▶ _Passage fourni_
/---
Sur les cartes postales, Milos brille comme un joyau des Cyclades. Falaises de craie, criques turquoise, silence éclatant. Mais derrière cette beauté presque irréelle, l’île grecque suffoque lentement sous le poids d’un tourisme devenu envahissant. Ici, la ruée vers les hôtels de luxe menace un équilibre naturel et culturel vieux de plusieurs millénaires.
Sarakiniko, la plage lunaire en danger
C’est une victoire symbolique, mais fragile. En septembre dernier, les autorités locales ont rejeté un projet hôtelier de luxe à proximité de la célèbre plage de Sarakiniko, surnommée « la plage de la lune » pour ses roches blanches sculptées par le vent. Le projet prévoyait la construction d’un complexe cinq étoiles, piscine à débordement et spa, sur un terrain semi-protégé.
\---
▶ _Actions requises_
1/ D'après le passage sur Milos, quel surnom donne-t-on à la plage de Sarakiniko ?
2/ Dans les entrées, reproduisez à l'identique les lignes allant de celle qui contient « Bar <box>672 66 748 70</box> » jusqu'à celle qui contient « Text: Average Yearly », ces deux lignes incluses.
Le passage ci-dessus et les entrées qui suivent constituent des matériaux indépendants l'un de l'autre.

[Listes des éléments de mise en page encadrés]
/---
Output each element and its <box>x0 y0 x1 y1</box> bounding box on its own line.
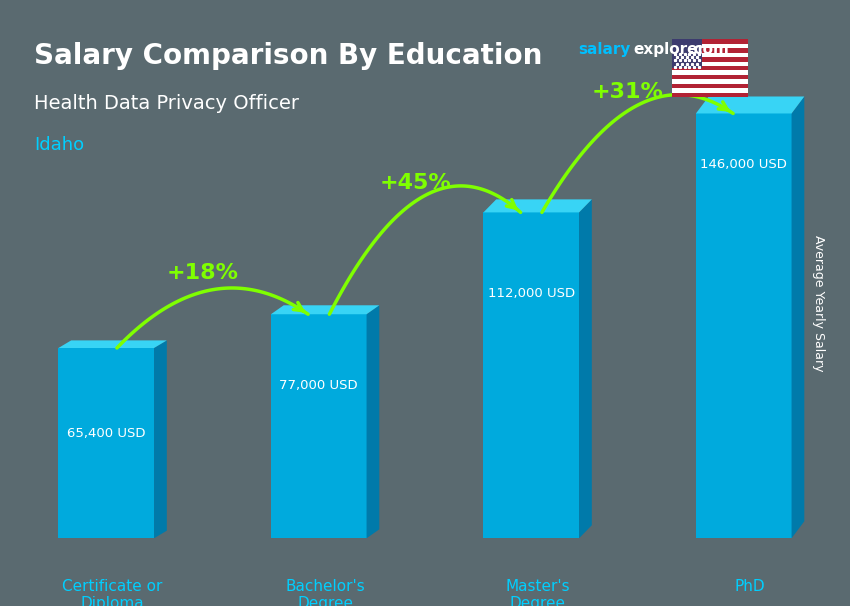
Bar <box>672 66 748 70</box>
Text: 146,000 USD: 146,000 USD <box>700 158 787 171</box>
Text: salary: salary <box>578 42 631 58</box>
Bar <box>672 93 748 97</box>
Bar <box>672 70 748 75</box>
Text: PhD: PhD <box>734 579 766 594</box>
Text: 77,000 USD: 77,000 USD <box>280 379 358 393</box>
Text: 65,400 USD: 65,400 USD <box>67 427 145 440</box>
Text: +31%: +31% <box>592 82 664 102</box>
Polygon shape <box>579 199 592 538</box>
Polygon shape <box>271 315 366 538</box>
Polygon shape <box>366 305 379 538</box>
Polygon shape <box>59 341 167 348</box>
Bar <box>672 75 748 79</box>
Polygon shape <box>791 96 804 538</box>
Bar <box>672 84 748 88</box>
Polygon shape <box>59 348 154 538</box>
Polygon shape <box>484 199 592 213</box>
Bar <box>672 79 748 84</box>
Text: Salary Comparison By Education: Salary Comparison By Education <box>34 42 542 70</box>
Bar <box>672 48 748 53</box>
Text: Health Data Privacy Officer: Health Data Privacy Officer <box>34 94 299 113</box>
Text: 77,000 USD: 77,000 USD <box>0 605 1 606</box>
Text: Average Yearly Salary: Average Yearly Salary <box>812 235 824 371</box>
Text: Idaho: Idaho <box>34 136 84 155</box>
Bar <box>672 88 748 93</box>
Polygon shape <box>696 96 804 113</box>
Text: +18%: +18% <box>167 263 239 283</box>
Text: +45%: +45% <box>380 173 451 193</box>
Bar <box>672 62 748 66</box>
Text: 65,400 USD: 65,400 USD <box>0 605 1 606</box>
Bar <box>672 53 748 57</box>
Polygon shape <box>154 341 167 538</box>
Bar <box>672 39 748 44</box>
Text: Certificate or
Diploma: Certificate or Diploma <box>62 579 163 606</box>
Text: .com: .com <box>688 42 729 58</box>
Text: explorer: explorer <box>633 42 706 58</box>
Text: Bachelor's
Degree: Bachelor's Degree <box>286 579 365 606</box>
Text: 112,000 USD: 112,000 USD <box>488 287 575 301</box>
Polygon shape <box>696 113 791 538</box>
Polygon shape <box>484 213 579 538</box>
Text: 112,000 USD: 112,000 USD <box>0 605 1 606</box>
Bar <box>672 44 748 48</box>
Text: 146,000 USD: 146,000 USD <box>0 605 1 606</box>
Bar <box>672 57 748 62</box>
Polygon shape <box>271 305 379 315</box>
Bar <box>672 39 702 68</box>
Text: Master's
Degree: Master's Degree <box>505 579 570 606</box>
\---
▶ _Résultats des tâches_
1/ On la surnomme « la plage de la lune ».

2/
Bar <box>672 66 748 70</box>
Text: 146,000 USD: 146,000 USD <box>700 158 787 171</box>
Text: salary: salary <box>578 42 631 58</box>
Bar <box>672 93 748 97</box>
Bar <box>672 70 748 75</box>
Text: PhD: PhD <box>734 579 766 594</box>
Text: 77,000 USD: 77,000 USD <box>280 379 358 393</box>
Text: 65,400 USD: 65,400 USD <box>67 427 145 440</box>
Text: +31%: +31% <box>592 82 664 102</box>
Polygon shape <box>579 199 592 538</box>
Polygon shape <box>271 315 366 538</box>
Polygon shape <box>366 305 379 538</box>
Polygon shape <box>59 341 167 348</box>
Bar <box>672 75 748 79</box>
Polygon shape <box>791 96 804 538</box>
Bar <box>672 84 748 88</box>
Polygon shape <box>59 348 154 538</box>
Polygon shape <box>484 199 592 213</box>
Bar <box>672 79 748 84</box>
Text: Salary Comparison By Education: Salary Comparison By Education <box>34 42 542 70</box>
Bar <box>672 48 748 53</box>
Text: Health Data Privacy Officer: Health Data Privacy Officer <box>34 94 299 113</box>
Text: 77,000 USD: 77,000 USD <box>0 605 1 606</box>
Text: Average Yearly Salary: Average Yearly Salary <box>812 235 824 371</box>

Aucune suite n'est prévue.